_BRANO DA LEGGERE_
▼

Pubblicato su "Juliet" n. 129 October – November 2006

In foto; Opera di Andrea Sperni, Emi Fontana.

lunedì 30 luglio 2007

Sei un Dio di Pino Boresta



Italiani? Brava gente!

Si dice che… i galleristi creano la fortuna o la disgrazia di un artista. È uno sporco lavoro ma qualcuno dovrà pur farlo?

















CHARLES SAATCHI Dice che non va mai a nessuna inaugurazione. Deve essere vero, anche alle mie non l’ho mai visto. Dice che adora gli artisti ma non li frequenta perché spesso sono persone non equilibrate. Visto che gli zoo si stanno spopolando speriamo che a qualcuno non venga l’idea di sostituire i vecchi inquilini con degli artisti. Dice che si considera un eremita e ha poca simpatia per giornalisti e fotografi. Disse un saggio “Devo farla finita con l’immagine che ho di me stesso. Così non sarò più ferito”. Dice che, ha un debole per l’Italia, e sono parecchi anni che aspetta che il Bel Paese produca un buon artista. Caro Charles dove hai cercato? Con chi ti sei consigliato?… Ahi; ahi, ahi! Dice che, i collezionisti non sono suoi rivali per il semplice fatto che non possono spendere le sue cifre. A tale proposito mi viene in mente uno slogan pubblicitario di qualche tempo fa che diceva “Spende bene chi spende meglio”. Può essere utile? Dice che, Andy Warhol è un dio, Jackson Pollock è un dio, Damian Hirst lo diventerà. Scusa Charles, che scuola bisogna frequentare, per questa laurea da Dio? Così se uno dei miei figli alla domanda “Che cosa vuoi fare da grande?” mi risponde “Voglio fare Dio” so a chi rivolgermi. Visto i tempi e sempre meglio non farsi trovare impreparato, non credi?

▲

_VOCI DEL DATASET_
▼

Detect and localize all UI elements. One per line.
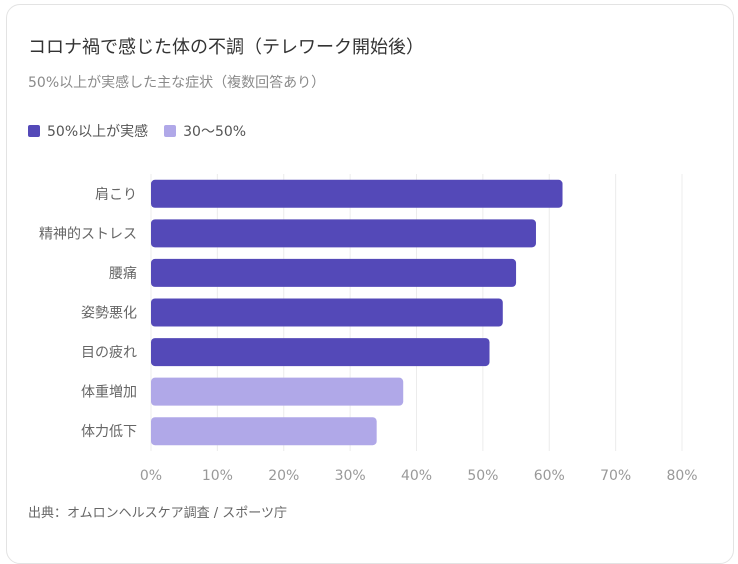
source-note: 出典：オムロンヘルスケア調査 / スポーツ庁 [28,506,287,521]
legend-label-mid: 30〜50% [183,124,247,140]
bar-6 [151,417,377,446]
category-label-6: 体力低下 [81,424,137,440]
chart-title: コロナ禍で感じた体の不調（テレワーク開始後） [28,37,424,58]
category-label-3: 姿勢悪化 [81,306,137,322]
category-label-1: 精神的ストレス [39,226,137,242]
x-tick-label-8: 80% [666,468,697,484]
x-tick-label-5: 50% [467,468,498,484]
bar-3 [151,298,503,327]
chart-subtitle: 50%以上が実感した主な症状（複数回答あり） [28,75,326,91]
legend-swatch-mid [164,125,177,137]
x-tick-label-0: 0% [140,468,162,484]
bar-1 [151,219,536,248]
chart-legend: 50%以上が実感 30〜50% [28,121,262,141]
bar-chart: 0% 10% 20% 30% 40% 50% 60% 70% 80% 肩こり精神的ストレス腰痛姿勢… [39,174,698,484]
legend-item-mid: 30〜50% [164,121,246,141]
legend-item-high: 50%以上が実感 [28,121,148,141]
x-tick-label-7: 70% [600,468,631,484]
bar-0 [151,179,563,208]
legend-label-high: 50%以上が実感 [47,124,149,140]
category-label-4: 目の疲れ [81,344,137,361]
category-label-0: 肩こり [95,187,137,203]
category-label-5: 体重増加 [81,385,137,401]
x-tick-label-6: 60% [534,468,565,484]
bar-2 [151,258,517,287]
legend-swatch-high [28,125,40,137]
x-tick-label-2: 20% [268,468,299,484]
bar-4 [151,338,490,367]
x-tick-label-4: 40% [401,468,432,484]
x-tick-label-1: 10% [202,468,233,484]
x-tick-label-3: 30% [335,468,366,484]
bar-5 [151,377,404,406]
category-label-2: 腰痛 [109,265,137,282]
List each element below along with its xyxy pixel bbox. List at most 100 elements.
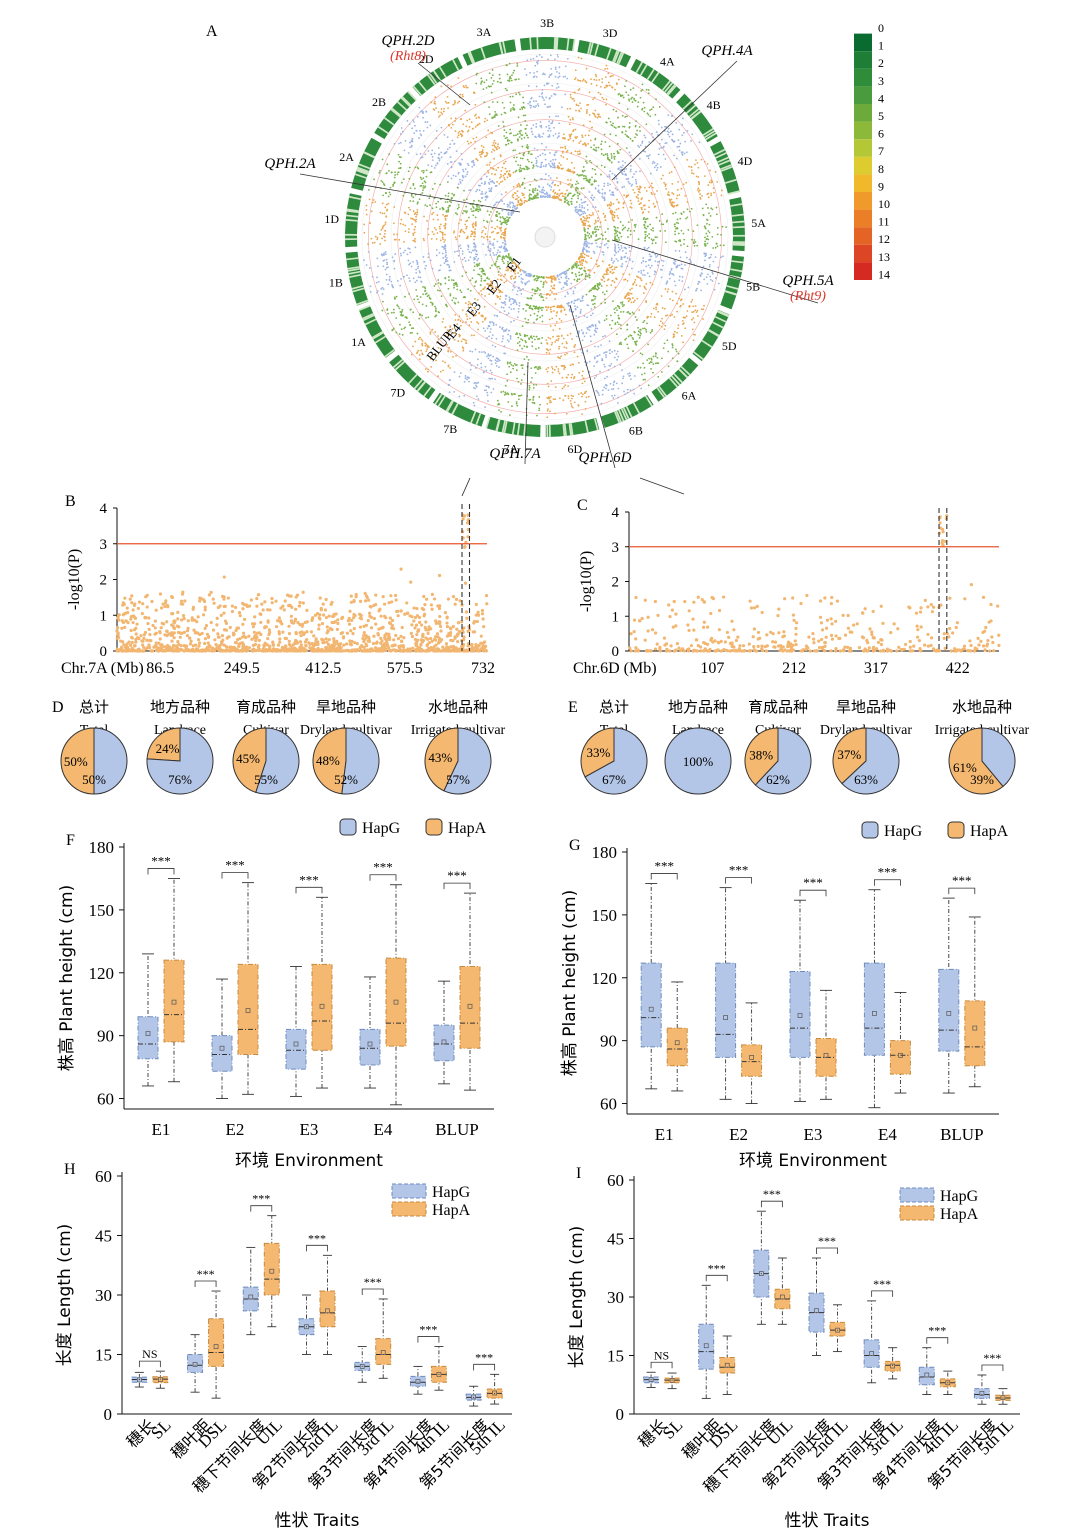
chromosome-band xyxy=(553,37,556,50)
track-point xyxy=(503,135,506,137)
track-point xyxy=(578,110,581,113)
track-point xyxy=(508,139,511,142)
track-point xyxy=(616,321,619,324)
track-point xyxy=(643,366,646,369)
track-point xyxy=(567,169,570,171)
track-point xyxy=(626,311,629,314)
legend-swatch xyxy=(854,244,872,263)
track-point xyxy=(556,53,559,56)
track-point xyxy=(586,112,588,115)
track-point xyxy=(536,307,539,310)
track-point xyxy=(714,256,717,259)
track-point xyxy=(681,280,684,283)
track-point xyxy=(526,274,528,277)
track-point xyxy=(537,368,540,371)
track-point xyxy=(506,220,509,223)
track-point xyxy=(696,161,699,164)
track-point xyxy=(444,224,447,227)
track-point xyxy=(596,283,599,285)
track-point xyxy=(618,92,620,95)
track-point xyxy=(667,365,670,368)
track-point xyxy=(400,254,403,257)
track-point xyxy=(369,222,371,224)
track-point xyxy=(472,311,475,314)
chromosome-band xyxy=(352,287,365,293)
track-point xyxy=(524,127,527,130)
track-point xyxy=(441,236,444,239)
track-point xyxy=(486,235,489,238)
track-point xyxy=(629,389,632,392)
track-point xyxy=(632,388,635,391)
chromosome-band xyxy=(346,214,359,218)
track-point xyxy=(684,264,686,266)
track-point xyxy=(459,93,462,96)
track-point xyxy=(457,134,460,137)
track-point xyxy=(629,233,632,236)
track-point xyxy=(517,310,520,313)
track-point xyxy=(575,109,577,112)
track-point xyxy=(621,369,623,372)
track-point xyxy=(380,179,383,182)
track-point xyxy=(568,134,571,136)
track-point xyxy=(603,191,606,194)
track-point xyxy=(664,230,666,232)
track-point xyxy=(619,148,622,151)
track-point xyxy=(605,356,608,359)
track-point xyxy=(698,181,701,184)
track-point xyxy=(584,400,587,403)
track-point xyxy=(421,343,424,346)
track-point xyxy=(471,277,474,280)
track-point xyxy=(453,301,456,304)
track-point xyxy=(393,142,396,145)
track-point xyxy=(667,194,670,196)
track-point xyxy=(482,219,485,222)
track-point xyxy=(499,295,502,298)
track-point xyxy=(501,257,504,259)
track-point xyxy=(581,79,584,82)
track-point xyxy=(685,151,688,154)
track-point xyxy=(535,366,537,368)
track-point xyxy=(616,215,619,217)
track-point xyxy=(708,263,711,266)
track-point xyxy=(652,136,654,139)
track-point xyxy=(603,185,606,188)
track-point xyxy=(650,185,652,187)
track-point xyxy=(633,281,636,283)
track-point xyxy=(582,246,585,249)
track-point xyxy=(515,93,518,96)
chromosome-band xyxy=(717,156,729,163)
track-point xyxy=(625,194,628,197)
track-point xyxy=(608,340,611,343)
track-point xyxy=(519,204,522,207)
track-point xyxy=(544,280,547,283)
track-point xyxy=(583,207,586,209)
track-point xyxy=(498,246,501,249)
track-point xyxy=(478,351,481,353)
track-point xyxy=(415,213,418,216)
track-point xyxy=(577,316,580,319)
track-point xyxy=(520,338,523,341)
track-point xyxy=(520,277,523,280)
chromosome-band xyxy=(731,213,744,217)
track-point xyxy=(586,208,589,211)
track-point xyxy=(610,363,613,365)
track-point xyxy=(609,170,611,173)
track-point xyxy=(621,160,624,163)
track-point xyxy=(647,92,650,95)
track-point xyxy=(676,145,679,148)
track-point xyxy=(511,298,514,301)
track-point xyxy=(421,314,423,317)
track-point xyxy=(528,388,531,391)
track-point xyxy=(697,166,700,169)
track-point xyxy=(531,345,534,348)
track-point xyxy=(702,213,705,216)
track-point xyxy=(616,350,619,353)
track-point xyxy=(557,337,560,340)
track-point xyxy=(458,250,461,252)
track-point xyxy=(617,314,620,317)
track-point xyxy=(597,220,599,222)
track-point xyxy=(596,327,599,330)
track-point xyxy=(613,365,616,368)
track-point xyxy=(490,220,493,223)
track-point xyxy=(549,348,552,351)
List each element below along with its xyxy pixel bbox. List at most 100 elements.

▲

_OBIETTIVO A_
Nel brano su Charles Saatchi, quale artista, secondo lui, diventerà un dio?
_OBIETTIVO B_
Ripeti alla lettera il tratto del brano su Charles Saatchi che va da "lunedì 30 luglio" fino a "dovrà pur farlo?".
_OBIETTIVO C_
Prosegui il brano su Charles Saatchi a partire dalla sua ultima frase.

_RISPOSTA SCRITTA A_
Damian Hirst.

_RISPOSTA SCRITTA B_
lunedì 30 luglio 2007

Sei un Dio di Pino Boresta



Italiani? Brava gente!

Si dice che… i galleristi creano la fortuna o la disgrazia di un artista. È uno sporco lavoro ma qualcuno dovrà pur farlo?

_RISPOSTA SCRITTA C_
PHILOMENE MAGERS Dice che l’artista più sottovalutato è il sacro Dan Flavin, e vabbè! Ma poi aggiunge anche il fotografo Vincenzo Castella… Mah! Dice che ogni gallerista ha ciò che si merita: “Dio li fa e poi li accoppia”. Scusa, in che senso? In ogni modo, se questo è vero si capiscono molte cose. Dice che una volta ha esposto il quadro Black Painting di Ad Reinhardt ponendovi accanto una targa con le regole su come si dipinge. In molti hanno criticato, ma poi è arrivato il principe azzurro (un direttore di museo) e si è comprato l’uno e l’altro. Vale a dire, l’opera completa della cara Cenerentola Magers?


























WILLIAM ACQUAVELLA Dice che l’artista più sottovalutato è Fausto Melotti. Allora quelli di telemarket hanno ragione? Dice che vendere, oggi è un gioco da bambini, ma ha dimenticato i trucchi per convincere un collezionista ad acquistare. Venghino signori venghino, senza trucchi e senza inganni. Dice che il suo miglior affare è stato farsi convincere da L. Freud a posare per lui. Capito? Artisti & Company! Il ritratto paga sempre.


BARBARA GLADSTONE Dice che la forma d’arte più sottovalutata e l’astrattismo. Allora stiamo ancora a caro amico? Dice che, gli artisti sono molto coraggiosi perché mettono a nudo sé stessi. In tutti sensi, e sempre più spesso. Non incoraggiamoli. Dice che una volta riuscì a convincere per telefono, un collezionista, a comprare a scatola chiusa un’opera di CY Twombly e questi lo ringrazia tuttora. Forse ancora deve aprire la scatola?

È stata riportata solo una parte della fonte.